» Brief
Locate the word "maasta" in the data below, then copy every line that holds it.
* START Material for the task *
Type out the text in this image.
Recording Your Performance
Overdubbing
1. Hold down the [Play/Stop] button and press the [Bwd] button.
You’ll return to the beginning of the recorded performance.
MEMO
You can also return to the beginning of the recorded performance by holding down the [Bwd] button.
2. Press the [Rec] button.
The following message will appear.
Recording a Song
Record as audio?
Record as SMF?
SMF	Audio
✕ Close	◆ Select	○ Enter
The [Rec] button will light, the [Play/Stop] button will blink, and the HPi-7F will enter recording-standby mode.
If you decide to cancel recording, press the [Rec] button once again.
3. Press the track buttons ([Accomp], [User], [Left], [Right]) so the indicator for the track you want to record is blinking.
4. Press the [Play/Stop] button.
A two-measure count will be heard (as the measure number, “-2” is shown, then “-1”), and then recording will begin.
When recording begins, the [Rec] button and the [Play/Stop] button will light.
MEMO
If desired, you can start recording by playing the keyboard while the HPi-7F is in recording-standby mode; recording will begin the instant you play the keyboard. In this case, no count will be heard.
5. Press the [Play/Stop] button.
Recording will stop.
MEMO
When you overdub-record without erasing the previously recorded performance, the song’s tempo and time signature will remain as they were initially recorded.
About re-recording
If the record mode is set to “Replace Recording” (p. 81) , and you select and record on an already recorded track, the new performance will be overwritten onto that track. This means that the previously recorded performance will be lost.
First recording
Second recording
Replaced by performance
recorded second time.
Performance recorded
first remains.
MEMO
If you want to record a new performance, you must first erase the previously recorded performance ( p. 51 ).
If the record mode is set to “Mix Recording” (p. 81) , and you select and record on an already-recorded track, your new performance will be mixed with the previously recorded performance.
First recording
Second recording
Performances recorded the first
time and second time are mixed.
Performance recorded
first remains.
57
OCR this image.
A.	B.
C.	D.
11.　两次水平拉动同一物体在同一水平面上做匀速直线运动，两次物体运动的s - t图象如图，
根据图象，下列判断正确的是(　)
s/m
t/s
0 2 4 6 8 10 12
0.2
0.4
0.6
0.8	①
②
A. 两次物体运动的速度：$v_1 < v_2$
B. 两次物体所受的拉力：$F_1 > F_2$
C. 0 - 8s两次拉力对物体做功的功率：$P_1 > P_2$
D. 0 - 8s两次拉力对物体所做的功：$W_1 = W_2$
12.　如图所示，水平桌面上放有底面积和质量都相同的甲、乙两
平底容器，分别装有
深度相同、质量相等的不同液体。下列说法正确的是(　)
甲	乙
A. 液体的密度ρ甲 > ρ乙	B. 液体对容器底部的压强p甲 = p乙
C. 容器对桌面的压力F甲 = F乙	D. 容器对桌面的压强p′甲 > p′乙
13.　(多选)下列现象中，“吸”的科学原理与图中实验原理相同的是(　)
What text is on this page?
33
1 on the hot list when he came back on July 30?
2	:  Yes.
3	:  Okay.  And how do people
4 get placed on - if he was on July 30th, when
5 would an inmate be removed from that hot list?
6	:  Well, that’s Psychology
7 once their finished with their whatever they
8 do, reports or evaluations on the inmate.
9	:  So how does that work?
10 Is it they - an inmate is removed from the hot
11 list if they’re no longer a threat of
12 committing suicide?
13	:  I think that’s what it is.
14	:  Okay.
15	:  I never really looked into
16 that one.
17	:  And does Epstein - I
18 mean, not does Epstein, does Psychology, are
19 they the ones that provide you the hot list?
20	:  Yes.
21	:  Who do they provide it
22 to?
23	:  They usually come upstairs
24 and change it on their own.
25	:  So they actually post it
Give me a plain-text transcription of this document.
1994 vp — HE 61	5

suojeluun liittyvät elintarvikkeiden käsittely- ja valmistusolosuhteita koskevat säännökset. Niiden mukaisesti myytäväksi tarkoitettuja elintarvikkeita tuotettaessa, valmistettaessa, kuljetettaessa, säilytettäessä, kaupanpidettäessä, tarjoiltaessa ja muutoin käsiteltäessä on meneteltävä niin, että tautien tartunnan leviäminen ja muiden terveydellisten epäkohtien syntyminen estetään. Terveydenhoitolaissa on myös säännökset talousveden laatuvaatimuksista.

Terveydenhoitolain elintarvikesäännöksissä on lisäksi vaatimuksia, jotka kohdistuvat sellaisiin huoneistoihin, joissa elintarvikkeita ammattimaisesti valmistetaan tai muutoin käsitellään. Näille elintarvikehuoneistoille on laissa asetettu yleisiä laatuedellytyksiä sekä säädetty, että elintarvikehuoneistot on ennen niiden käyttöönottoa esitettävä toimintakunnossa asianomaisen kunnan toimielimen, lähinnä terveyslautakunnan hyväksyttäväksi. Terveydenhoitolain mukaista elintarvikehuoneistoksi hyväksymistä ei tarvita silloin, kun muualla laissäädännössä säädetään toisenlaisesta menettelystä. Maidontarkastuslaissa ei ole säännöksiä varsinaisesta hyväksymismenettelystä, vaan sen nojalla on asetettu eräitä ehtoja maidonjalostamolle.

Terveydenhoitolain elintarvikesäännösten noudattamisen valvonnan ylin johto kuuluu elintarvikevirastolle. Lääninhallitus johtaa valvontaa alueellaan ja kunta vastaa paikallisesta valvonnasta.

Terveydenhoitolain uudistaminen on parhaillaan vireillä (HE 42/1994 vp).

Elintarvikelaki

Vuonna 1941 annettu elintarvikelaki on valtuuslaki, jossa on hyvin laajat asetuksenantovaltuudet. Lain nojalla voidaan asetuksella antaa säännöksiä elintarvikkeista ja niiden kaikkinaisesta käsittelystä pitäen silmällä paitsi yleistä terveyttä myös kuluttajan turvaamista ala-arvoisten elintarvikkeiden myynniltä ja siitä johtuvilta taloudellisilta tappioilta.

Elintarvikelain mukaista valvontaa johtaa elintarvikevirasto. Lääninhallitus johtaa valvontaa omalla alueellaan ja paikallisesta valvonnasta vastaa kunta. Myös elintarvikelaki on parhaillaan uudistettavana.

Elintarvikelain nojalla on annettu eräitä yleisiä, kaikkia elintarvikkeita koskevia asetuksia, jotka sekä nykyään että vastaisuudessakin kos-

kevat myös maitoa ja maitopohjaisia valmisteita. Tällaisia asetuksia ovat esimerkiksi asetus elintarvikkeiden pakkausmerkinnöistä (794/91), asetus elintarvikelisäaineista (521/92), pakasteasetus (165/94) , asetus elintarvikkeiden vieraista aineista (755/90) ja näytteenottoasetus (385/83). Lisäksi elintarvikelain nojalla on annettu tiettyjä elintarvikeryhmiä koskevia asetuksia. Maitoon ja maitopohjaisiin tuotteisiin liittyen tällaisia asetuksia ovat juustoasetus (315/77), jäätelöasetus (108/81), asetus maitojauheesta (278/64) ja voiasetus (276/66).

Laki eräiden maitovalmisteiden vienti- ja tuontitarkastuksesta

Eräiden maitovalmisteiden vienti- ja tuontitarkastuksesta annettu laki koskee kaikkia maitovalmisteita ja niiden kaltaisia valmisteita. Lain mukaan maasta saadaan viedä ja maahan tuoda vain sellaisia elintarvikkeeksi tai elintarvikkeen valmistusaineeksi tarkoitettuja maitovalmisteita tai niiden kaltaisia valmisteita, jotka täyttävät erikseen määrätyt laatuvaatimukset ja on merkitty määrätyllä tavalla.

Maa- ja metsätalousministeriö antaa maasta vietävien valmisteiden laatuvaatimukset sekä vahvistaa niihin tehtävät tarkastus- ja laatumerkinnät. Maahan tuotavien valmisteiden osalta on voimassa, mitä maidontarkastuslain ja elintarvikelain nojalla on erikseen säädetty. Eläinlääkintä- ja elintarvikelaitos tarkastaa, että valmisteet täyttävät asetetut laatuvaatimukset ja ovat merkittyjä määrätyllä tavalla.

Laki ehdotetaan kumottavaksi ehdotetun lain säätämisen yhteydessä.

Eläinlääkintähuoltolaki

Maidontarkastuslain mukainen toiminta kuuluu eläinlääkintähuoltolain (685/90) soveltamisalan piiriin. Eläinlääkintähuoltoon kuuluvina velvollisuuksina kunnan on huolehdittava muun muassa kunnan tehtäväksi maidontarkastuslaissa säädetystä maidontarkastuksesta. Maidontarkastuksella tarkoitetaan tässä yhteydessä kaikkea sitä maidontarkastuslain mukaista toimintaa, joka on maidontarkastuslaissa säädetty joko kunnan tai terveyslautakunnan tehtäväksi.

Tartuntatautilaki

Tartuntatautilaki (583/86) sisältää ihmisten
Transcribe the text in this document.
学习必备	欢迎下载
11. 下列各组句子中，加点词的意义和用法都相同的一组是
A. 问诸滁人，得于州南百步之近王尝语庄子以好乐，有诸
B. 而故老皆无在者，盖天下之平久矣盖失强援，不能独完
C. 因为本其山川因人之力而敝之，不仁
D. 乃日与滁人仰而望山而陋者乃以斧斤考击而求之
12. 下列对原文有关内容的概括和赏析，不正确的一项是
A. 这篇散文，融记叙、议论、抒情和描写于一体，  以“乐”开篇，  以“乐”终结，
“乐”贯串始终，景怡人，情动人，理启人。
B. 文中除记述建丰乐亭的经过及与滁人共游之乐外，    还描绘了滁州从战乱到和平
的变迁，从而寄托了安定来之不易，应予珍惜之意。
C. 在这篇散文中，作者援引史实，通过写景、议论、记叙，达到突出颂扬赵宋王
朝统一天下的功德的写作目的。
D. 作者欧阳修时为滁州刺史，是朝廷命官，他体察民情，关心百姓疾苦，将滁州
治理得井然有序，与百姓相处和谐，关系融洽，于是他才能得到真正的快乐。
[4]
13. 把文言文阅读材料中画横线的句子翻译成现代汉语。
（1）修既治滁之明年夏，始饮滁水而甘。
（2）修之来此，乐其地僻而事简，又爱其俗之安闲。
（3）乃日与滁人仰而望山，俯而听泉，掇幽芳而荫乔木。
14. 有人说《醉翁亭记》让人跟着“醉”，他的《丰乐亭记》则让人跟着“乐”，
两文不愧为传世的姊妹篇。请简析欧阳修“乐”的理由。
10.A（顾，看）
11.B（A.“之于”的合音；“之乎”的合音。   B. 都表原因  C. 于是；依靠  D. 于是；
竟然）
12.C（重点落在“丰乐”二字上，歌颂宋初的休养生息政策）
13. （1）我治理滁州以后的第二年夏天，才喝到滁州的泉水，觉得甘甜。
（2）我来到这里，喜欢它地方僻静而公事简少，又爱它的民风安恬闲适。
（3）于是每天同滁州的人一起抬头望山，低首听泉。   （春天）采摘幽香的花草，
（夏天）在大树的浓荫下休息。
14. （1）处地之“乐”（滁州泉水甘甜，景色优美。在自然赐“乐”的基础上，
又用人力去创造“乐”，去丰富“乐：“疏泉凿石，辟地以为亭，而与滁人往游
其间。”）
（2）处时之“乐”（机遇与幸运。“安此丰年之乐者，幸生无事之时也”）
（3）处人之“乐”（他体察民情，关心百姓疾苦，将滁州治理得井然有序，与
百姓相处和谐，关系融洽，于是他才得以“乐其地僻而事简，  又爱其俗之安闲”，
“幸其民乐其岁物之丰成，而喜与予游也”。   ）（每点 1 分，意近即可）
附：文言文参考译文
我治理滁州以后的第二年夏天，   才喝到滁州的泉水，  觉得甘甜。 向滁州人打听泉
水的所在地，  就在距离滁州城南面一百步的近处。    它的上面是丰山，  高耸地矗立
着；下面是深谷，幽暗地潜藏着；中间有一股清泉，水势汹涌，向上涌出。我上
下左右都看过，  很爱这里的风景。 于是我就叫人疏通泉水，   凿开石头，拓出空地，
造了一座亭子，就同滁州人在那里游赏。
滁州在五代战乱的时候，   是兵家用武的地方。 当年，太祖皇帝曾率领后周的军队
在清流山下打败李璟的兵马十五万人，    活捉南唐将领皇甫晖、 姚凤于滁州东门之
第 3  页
* END Material for the task *
» Task solution
Eräiden maitovalmisteiden vienti- ja tuontitarkastuksesta annettu laki koskee kaikkia maitovalmisteita ja niiden kaltaisia valmisteita. Lain mukaan maasta saadaan viedä ja maahan tuoda vain sellaisia elintarvikkeeksi tai elintarvikkeen valmistusaineeksi tarkoitettuja maitovalmisteita tai niiden kaltaisia valmisteita, jotka täyttävät erikseen määrätyt laatuvaatimukset ja on merkitty määrätyllä tavalla.
Maa- ja metsätalousministeriö antaa maasta vietävien valmisteiden laatuvaatimukset sekä vahvistaa niihin tehtävät tarkastus- ja laatumerkinnät. Maahan tuotavien valmisteiden osalta on voimassa, mitä maidontarkastuslain ja elintarvikelain nojalla on erikseen säädetty. Eläinlääkintä- ja elintarvikelaitos tarkastaa, että valmisteet täyttävät asetetut laatuvaatimukset ja ovat merkittyjä määrätyllä tavalla.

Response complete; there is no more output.